Prompt: In the copy, keep every record exact and leave out all images.
** Begin Supplied data **
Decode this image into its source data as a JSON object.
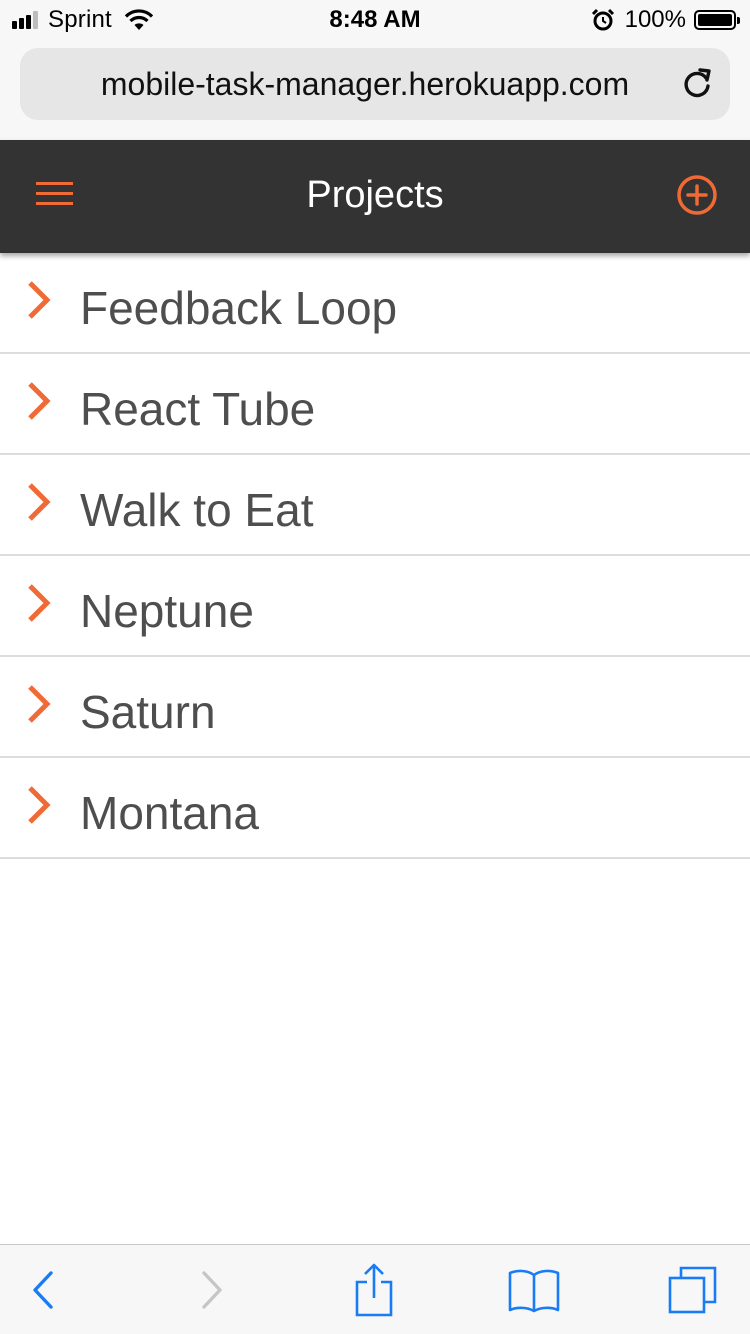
{
  "status_bar": {
    "carrier": "Sprint",
    "time": "8:48 AM",
    "battery": "100%",
    "icons": [
      "signal-icon",
      "wifi-icon",
      "alarm-icon",
      "battery-icon"
    ]
  },
  "browser": {
    "url": "mobile-task-manager.herokuapp.com",
    "icons": [
      "reload-icon"
    ]
  },
  "header": {
    "title": "Projects",
    "icons": [
      "menu-icon",
      "add-icon"
    ]
  },
  "projects": [
    {
      "name": "Feedback Loop"
    },
    {
      "name": "React Tube"
    },
    {
      "name": "Walk to Eat"
    },
    {
      "name": "Neptune"
    },
    {
      "name": "Saturn"
    },
    {
      "name": "Montana"
    }
  ],
  "toolbar": {
    "icons": [
      "back-icon",
      "forward-icon",
      "share-icon",
      "bookmarks-icon",
      "tabs-icon"
    ]
  },
  "colors": {
    "accent": "#f06a35",
    "header_bg": "#333333",
    "ios_blue": "#1a7cf5",
    "text": "#4e4e4e"
  }
}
** End Supplied data **
Written solution:
Decode this image into its source data as a JSON object.
{
  "status_bar": {
    "carrier": "Sprint",
    "time": "8:48 AM",
    "battery": "100%",
    "icons": [
      "signal-icon",
      "wifi-icon",
      "alarm-icon",
      "battery-icon"
    ]
  },
  "browser": {
    "url": "mobile-task-manager.herokuapp.com",
    "icons": [
      "reload-icon"
    ]
  },
  "header": {
    "title": "Projects",
    "icons": [
      "menu-icon",
      "add-icon"
    ]
  },
  "projects": [
    {
      "name": "Feedback Loop"
    },
    {
      "name": "React Tube"
    },
    {
      "name": "Walk to Eat"
    },
    {
      "name": "Neptune"
    },
    {
      "name": "Saturn"
    },
    {
      "name": "Montana"
    }
  ],
  "toolbar": {
    "icons": [
      "back-icon",
      "forward-icon",
      "share-icon",
      "bookmarks-icon",
      "tabs-icon"
    ]
  },
  "colors": {
    "accent": "#f06a35",
    "header_bg": "#333333",
    "ios_blue": "#1a7cf5",
    "text": "#4e4e4e"
  }
}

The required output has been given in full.